• _EXERCISE TASK_: Please extract every line of the material below verbatim, leaving the pictures out of your answer.

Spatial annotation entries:
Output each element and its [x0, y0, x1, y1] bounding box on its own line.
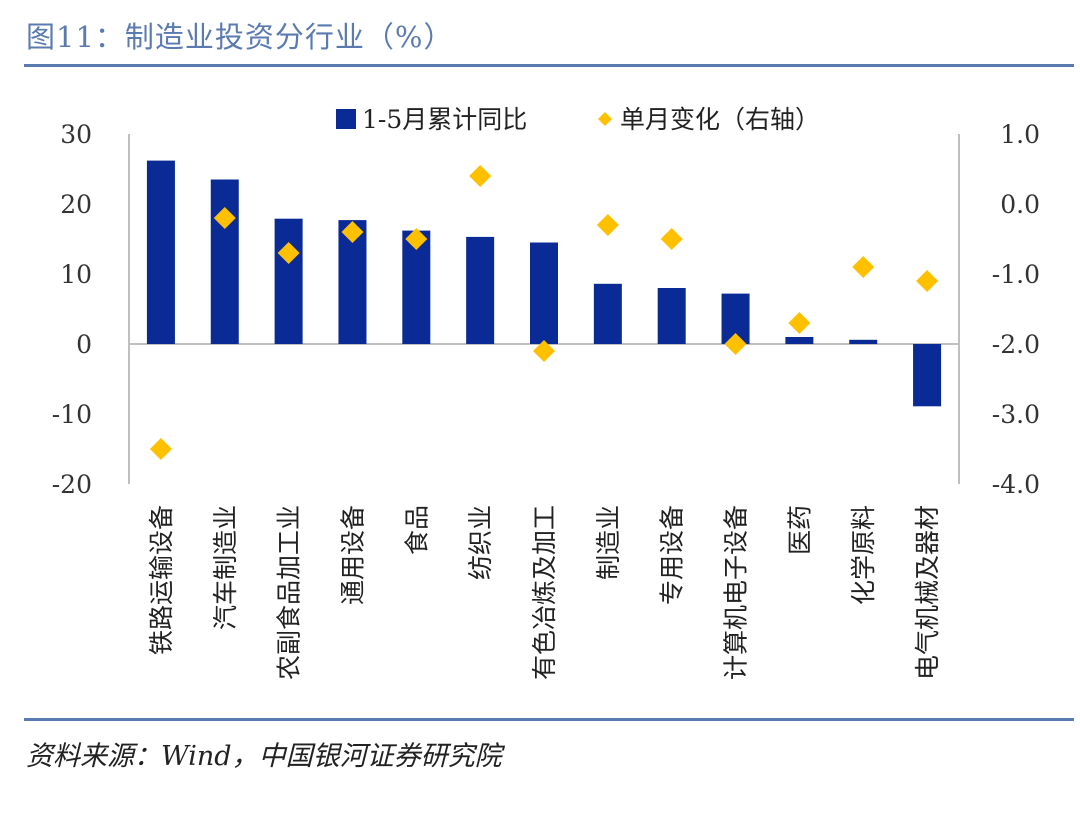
diamond-point	[149, 438, 172, 460]
category-label: 汽车制造业	[211, 505, 240, 630]
legend-bar-label: 1-5月累计同比	[362, 105, 527, 134]
bar	[657, 288, 686, 344]
bar	[593, 283, 622, 344]
diamond-point	[213, 207, 236, 229]
diamond-point	[852, 256, 875, 278]
category-labels: 铁路运输设备 汽车制造业 农副食品加工业 通用设备 食品 纺织业 有色冶炼及加工 制造业 专用设…	[147, 505, 942, 680]
legend-diamond-swatch	[598, 112, 612, 126]
category-label: 制造业	[594, 505, 623, 580]
right-tick-label: 0.0	[1000, 190, 1040, 219]
left-tick-label: 20	[60, 190, 92, 219]
left-tick-label: -10	[52, 400, 92, 429]
bar	[913, 344, 942, 407]
diamond-point	[469, 165, 492, 187]
source-note: 资料来源：Wind，中国银河证券研究院	[26, 741, 502, 772]
diamond-point	[596, 214, 619, 236]
bar	[849, 339, 878, 344]
right-tick-label: -4.0	[992, 470, 1040, 499]
right-tick-label: -3.0	[992, 400, 1040, 429]
diamond-point	[788, 312, 811, 334]
bar	[210, 179, 239, 344]
category-label: 通用设备	[338, 505, 367, 605]
title-divider	[24, 64, 1074, 67]
legend-bar-swatch	[336, 109, 356, 129]
diamond-point	[660, 228, 683, 250]
left-tick-label: 10	[60, 260, 92, 289]
legend: 1-5月累计同比 单月变化（右轴）	[336, 105, 820, 134]
right-tick-label: -2.0	[992, 330, 1040, 359]
category-label: 专用设备	[658, 505, 687, 605]
category-label: 农副食品加工业	[275, 505, 304, 680]
diamond-point	[405, 228, 428, 250]
bar	[785, 337, 814, 344]
diamond-point	[533, 340, 555, 362]
left-axis-ticks: 30 20 10 0 -10 -20	[52, 120, 92, 499]
bar	[146, 160, 175, 344]
right-axis-ticks: 1.0 0.0 -1.0 -2.0 -3.0 -4.0	[992, 120, 1040, 499]
category-label: 铁路运输设备	[147, 505, 176, 655]
category-label: 计算机电子设备	[722, 505, 751, 680]
bar	[530, 242, 558, 344]
bar	[274, 218, 303, 344]
legend-diamond-label: 单月变化（右轴）	[620, 105, 820, 134]
category-label: 医药	[785, 505, 814, 555]
right-tick-label: -1.0	[992, 260, 1040, 289]
diamond-point	[277, 242, 300, 264]
category-label: 有色冶炼及加工	[530, 505, 559, 680]
left-tick-label: 30	[60, 120, 92, 149]
left-tick-label: 0	[76, 330, 92, 359]
source-divider	[24, 718, 1074, 721]
diamond-point	[724, 333, 747, 355]
diamond-series	[149, 165, 939, 460]
chart-title: 图11：制造业投资分行业（%）	[26, 20, 454, 54]
category-label: 电气机械及器材	[913, 505, 942, 680]
category-label: 食品	[402, 505, 431, 555]
right-tick-label: 1.0	[1000, 120, 1040, 149]
bar-series	[146, 160, 942, 407]
category-label: 纺织业	[466, 505, 495, 580]
bar	[466, 236, 495, 344]
left-tick-label: -20	[52, 470, 92, 499]
diamond-point	[916, 270, 939, 292]
category-label: 化学原料	[849, 505, 878, 605]
diamond-point	[341, 221, 364, 243]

• _RESULT OF THE TASK_:
Output each element and its [x0, y0, x1, y1] bounding box on its own line.
diamond-point	[149, 438, 172, 460]
category-label: 汽车制造业	[211, 505, 240, 630]
legend-bar-label: 1-5月累计同比	[362, 105, 527, 134]
bar	[657, 288, 686, 344]
bar	[593, 283, 622, 344]
diamond-point	[213, 207, 236, 229]
diamond-point	[852, 256, 875, 278]
category-labels: 铁路运输设备 汽车制造业 农副食品加工业 通用设备 食品 纺织业 有色冶炼及加工 制造业 专用设…	[147, 505, 942, 680]
legend-diamond-swatch	[598, 112, 612, 126]
category-label: 制造业	[594, 505, 623, 580]
right-tick-label: 0.0	[1000, 190, 1040, 219]
left-tick-label: 20	[60, 190, 92, 219]
left-tick-label: -10	[52, 400, 92, 429]
bar	[913, 344, 942, 407]
diamond-point	[469, 165, 492, 187]
source-note: 资料来源：Wind，中国银河证券研究院	[26, 741, 502, 772]
diamond-point	[596, 214, 619, 236]
bar	[849, 339, 878, 344]
right-tick-label: -4.0	[992, 470, 1040, 499]
right-tick-label: -3.0	[992, 400, 1040, 429]
diamond-point	[788, 312, 811, 334]
bar	[210, 179, 239, 344]
category-label: 通用设备	[338, 505, 367, 605]
title-divider	[24, 64, 1074, 67]
legend-bar-swatch	[336, 109, 356, 129]
diamond-point	[660, 228, 683, 250]
left-tick-label: 10	[60, 260, 92, 289]
legend: 1-5月累计同比 单月变化（右轴）	[336, 105, 820, 134]
right-tick-label: -2.0	[992, 330, 1040, 359]
category-label: 专用设备	[658, 505, 687, 605]
category-label: 农副食品加工业	[275, 505, 304, 680]
diamond-point	[405, 228, 428, 250]
bar	[785, 337, 814, 344]
diamond-point	[533, 340, 555, 362]
left-axis-ticks: 30 20 10 0 -10 -20	[52, 120, 92, 499]
bar	[146, 160, 175, 344]
right-axis-ticks: 1.0 0.0 -1.0 -2.0 -3.0 -4.0	[992, 120, 1040, 499]
category-label: 铁路运输设备	[147, 505, 176, 655]
category-label: 计算机电子设备	[722, 505, 751, 680]
bar	[530, 242, 558, 344]
bar	[274, 218, 303, 344]
legend-diamond-label: 单月变化（右轴）	[620, 105, 820, 134]
category-label: 医药	[785, 505, 814, 555]
right-tick-label: -1.0	[992, 260, 1040, 289]
diamond-point	[277, 242, 300, 264]
category-label: 有色冶炼及加工	[530, 505, 559, 680]
left-tick-label: 30	[60, 120, 92, 149]
left-tick-label: 0	[76, 330, 92, 359]
source-divider	[24, 718, 1074, 721]
diamond-point	[724, 333, 747, 355]
diamond-series	[149, 165, 939, 460]
chart-title: 图11：制造业投资分行业（%）	[26, 20, 454, 54]
category-label: 电气机械及器材	[913, 505, 942, 680]
category-label: 食品	[402, 505, 431, 555]
right-tick-label: 1.0	[1000, 120, 1040, 149]
bar-series	[146, 160, 942, 407]
category-label: 纺织业	[466, 505, 495, 580]
bar	[466, 236, 495, 344]
left-tick-label: -20	[52, 470, 92, 499]
diamond-point	[916, 270, 939, 292]
category-label: 化学原料	[849, 505, 878, 605]
diamond-point	[341, 221, 364, 243]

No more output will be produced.